- Challenge
Restate each of the lines below word for word and drop every picture.

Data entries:
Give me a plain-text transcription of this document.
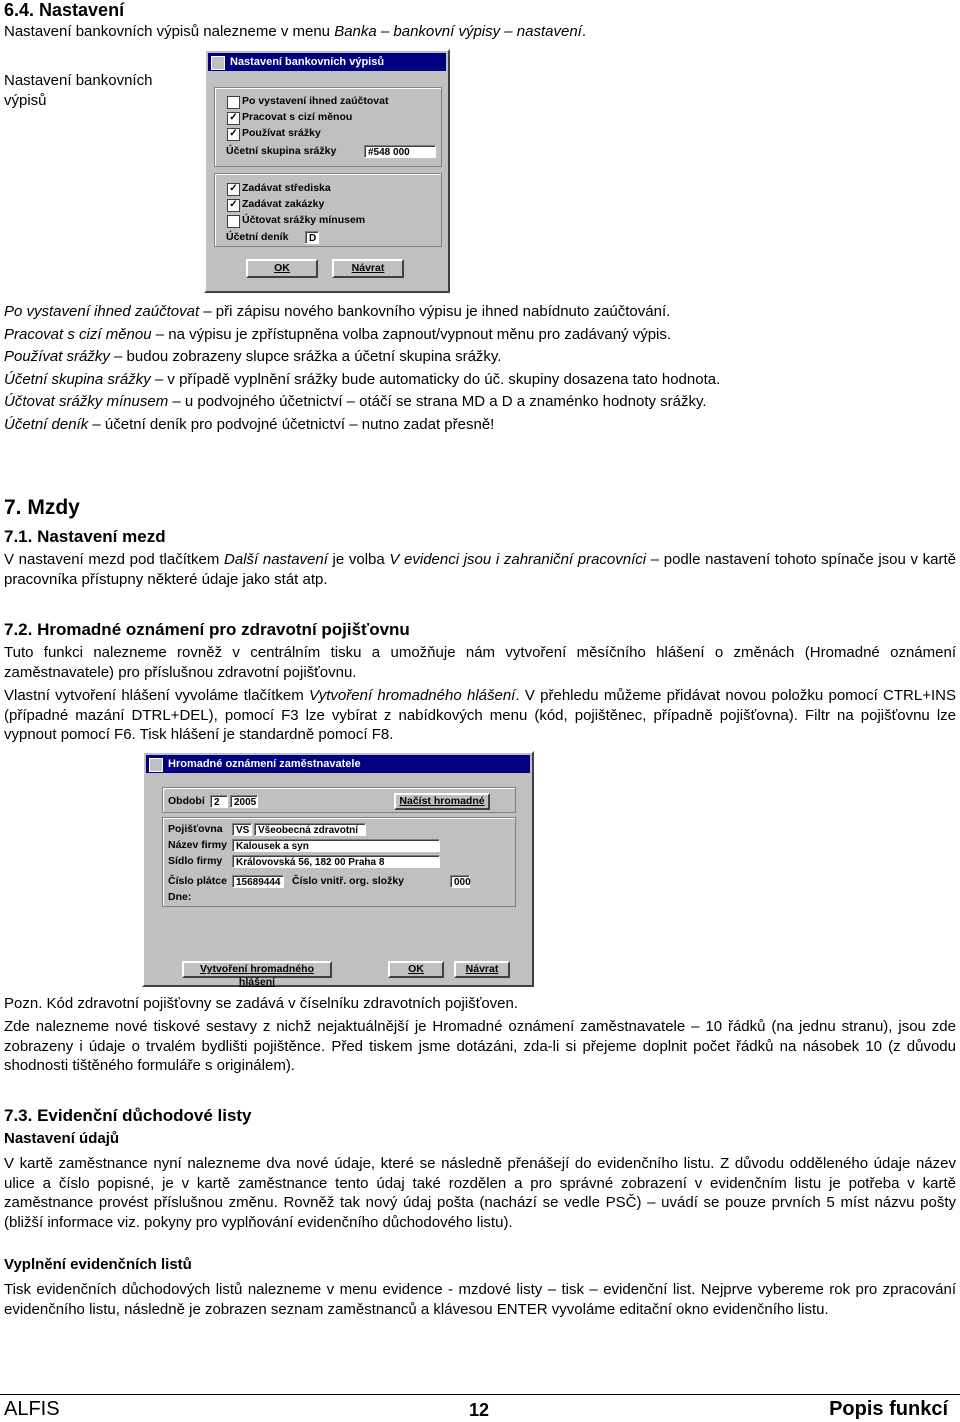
6.4. Nastavení
Nastavení bankovních výpisů nalezneme v menu Banka – bankovní výpisy – nastavení.
Nastavení bankovních výpisů
Nastavení bankovních výpisů
Po vystavení ihned zaúčtovat
✓ Pracovat s cizí měnou
✓ Používat srážky
Účetní skupina srážky	#548 000
✓ Zadávat střediska
✓ Zadávat zakázky
Účtovat srážky mínusem
Účetní deník	D
OK	Návrat
Po vystavení ihned zaúčtovat – při zápisu nového bankovního výpisu je ihned nabídnuto zaúčtování.
Pracovat s cizí měnou – na výpisu je zpřístupněna volba zapnout/vypnout měnu pro zadávaný výpis.
Používat srážky – budou zobrazeny slupce srážka a účetní skupina srážky.
Účetní skupina srážky – v případě vyplnění srážky bude automaticky do úč. skupiny dosazena tato hodnota.
Účtovat srážky mínusem – u podvojného účetnictví – otáčí se strana MD a D a znaménko hodnoty srážky.
Účetní deník – účetní deník pro podvojné účetnictví – nutno zadat přesně!
7. Mzdy
7.1. Nastavení mezd
V nastavení mezd pod tlačítkem Další nastavení je volba V evidenci jsou i zahraniční pracovníci – podle nastavení tohoto spínače jsou v kartě pracovníka přístupny některé údaje jako stát atp.
7.2. Hromadné oznámení pro zdravotní pojišťovnu
Tuto funkci nalezneme rovněž v centrálním tisku a umožňuje nám vytvoření měsíčního hlášení o změnách (Hromadné oznámení zaměstnavatele) pro příslušnou zdravotní pojišťovnu.
Vlastní vytvoření hlášení vyvoláme tlačítkem Vytvoření hromadného hlášení. V přehledu můžeme přidávat novou položku pomocí CTRL+INS (případné mazání DTRL+DEL), pomocí F3 lze vybírat z nabídkových menu (kód, pojištěnec, případně pojišťovna). Filtr na pojišťovnu lze vypnout pomocí F6. Tisk hlášení je standardně pomocí F8.
Hromadné oznámení zaměstnavatele
Období 2	2005	Načíst hromadné
Pojišťovna	VS Všeobecná zdravotní
Název firmy Kalousek a syn
Sídlo firmy	Královovská 56, 182 00 Praha 8
Číslo plátce 15689444	Číslo vnitř. org. složky	000
Dne:
Vytvoření hromadného hlášení
OK	Návrat
Pozn. Kód zdravotní pojišťovny se zadává v číselníku zdravotních pojišťoven.
Zde nalezneme nové tiskové sestavy z nichž nejaktuálnější je Hromadné oznámení zaměstnavatele – 10 řádků (na jednu stranu), jsou zde zobrazeny i údaje o trvalém bydlišti pojištěnce. Před tiskem jsme dotázáni, zda-li si přejeme doplnit počet řádků na násobek 10 (z důvodu shodnosti tištěného formuláře s originálem).
7.3. Evidenční důchodové listy
Nastavení údajů
V kartě zaměstnance nyní nalezneme dva nové údaje, které se následně přenášejí do evidenčního listu. Z důvodu odděleného údaje název ulice a číslo popisné, je v kartě zaměstnance tento údaj také rozdělen a pro správné zobrazení v evidenčním listu je potřeba v kartě zaměstnance provést příslušnou změnu. Rovněž tak nový údaj pošta (nachází se vedle PSČ) – uvádí se pouze prvních 5 míst názvu pošty (bližší informace viz. pokyny pro vyplňování evidenčního důchodového listu).
Vyplnění evidenčních listů
Tisk evidenčních důchodových listů nalezneme v menu evidence - mzdové listy – tisk – evidenční list. Nejprve vybereme rok pro zpracování evidenčního listu, následně je zobrazen seznam zaměstnanců a klávesou ENTER vyvoláme editační okno evidenčního listu.
ALFIS	12	Popis funkcí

- Exercise output
Give me a plain-text transcription of this document.
6.4. Nastavení
Nastavení bankovních výpisů nalezneme v menu Banka – bankovní výpisy – nastavení.
Nastavení bankovních výpisů
Nastavení bankovních výpisů
Po vystavení ihned zaúčtovat
✓ Pracovat s cizí měnou
✓ Používat srážky
Účetní skupina srážky	#548 000
✓ Zadávat střediska
✓ Zadávat zakázky
Účtovat srážky mínusem
Účetní deník	D
OK	Návrat
Po vystavení ihned zaúčtovat – při zápisu nového bankovního výpisu je ihned nabídnuto zaúčtování.
Pracovat s cizí měnou – na výpisu je zpřístupněna volba zapnout/vypnout měnu pro zadávaný výpis.
Používat srážky – budou zobrazeny slupce srážka a účetní skupina srážky.
Účetní skupina srážky – v případě vyplnění srážky bude automaticky do úč. skupiny dosazena tato hodnota.
Účtovat srážky mínusem – u podvojného účetnictví – otáčí se strana MD a D a znaménko hodnoty srážky.
Účetní deník – účetní deník pro podvojné účetnictví – nutno zadat přesně!
7. Mzdy
7.1. Nastavení mezd
V nastavení mezd pod tlačítkem Další nastavení je volba V evidenci jsou i zahraniční pracovníci – podle nastavení tohoto spínače jsou v kartě pracovníka přístupny některé údaje jako stát atp.
7.2. Hromadné oznámení pro zdravotní pojišťovnu
Tuto funkci nalezneme rovněž v centrálním tisku a umožňuje nám vytvoření měsíčního hlášení o změnách (Hromadné oznámení zaměstnavatele) pro příslušnou zdravotní pojišťovnu.
Vlastní vytvoření hlášení vyvoláme tlačítkem Vytvoření hromadného hlášení. V přehledu můžeme přidávat novou položku pomocí CTRL+INS (případné mazání DTRL+DEL), pomocí F3 lze vybírat z nabídkových menu (kód, pojištěnec, případně pojišťovna). Filtr na pojišťovnu lze vypnout pomocí F6. Tisk hlášení je standardně pomocí F8.
Hromadné oznámení zaměstnavatele
Období 2	2005	Načíst hromadné
Pojišťovna	VS Všeobecná zdravotní
Název firmy Kalousek a syn
Sídlo firmy	Královovská 56, 182 00 Praha 8
Číslo plátce 15689444	Číslo vnitř. org. složky	000
Dne:
Vytvoření hromadného hlášení
OK	Návrat
Pozn. Kód zdravotní pojišťovny se zadává v číselníku zdravotních pojišťoven.
Zde nalezneme nové tiskové sestavy z nichž nejaktuálnější je Hromadné oznámení zaměstnavatele – 10 řádků (na jednu stranu), jsou zde zobrazeny i údaje o trvalém bydlišti pojištěnce. Před tiskem jsme dotázáni, zda-li si přejeme doplnit počet řádků na násobek 10 (z důvodu shodnosti tištěného formuláře s originálem).
7.3. Evidenční důchodové listy
Nastavení údajů
V kartě zaměstnance nyní nalezneme dva nové údaje, které se následně přenášejí do evidenčního listu. Z důvodu odděleného údaje název ulice a číslo popisné, je v kartě zaměstnance tento údaj také rozdělen a pro správné zobrazení v evidenčním listu je potřeba v kartě zaměstnance provést příslušnou změnu. Rovněž tak nový údaj pošta (nachází se vedle PSČ) – uvádí se pouze prvních 5 míst názvu pošty (bližší informace viz. pokyny pro vyplňování evidenčního důchodového listu).
Vyplnění evidenčních listů
Tisk evidenčních důchodových listů nalezneme v menu evidence - mzdové listy – tisk – evidenční list. Nejprve vybereme rok pro zpracování evidenčního listu, následně je zobrazen seznam zaměstnanců a klávesou ENTER vyvoláme editační okno evidenčního listu.
ALFIS	12	Popis funkcí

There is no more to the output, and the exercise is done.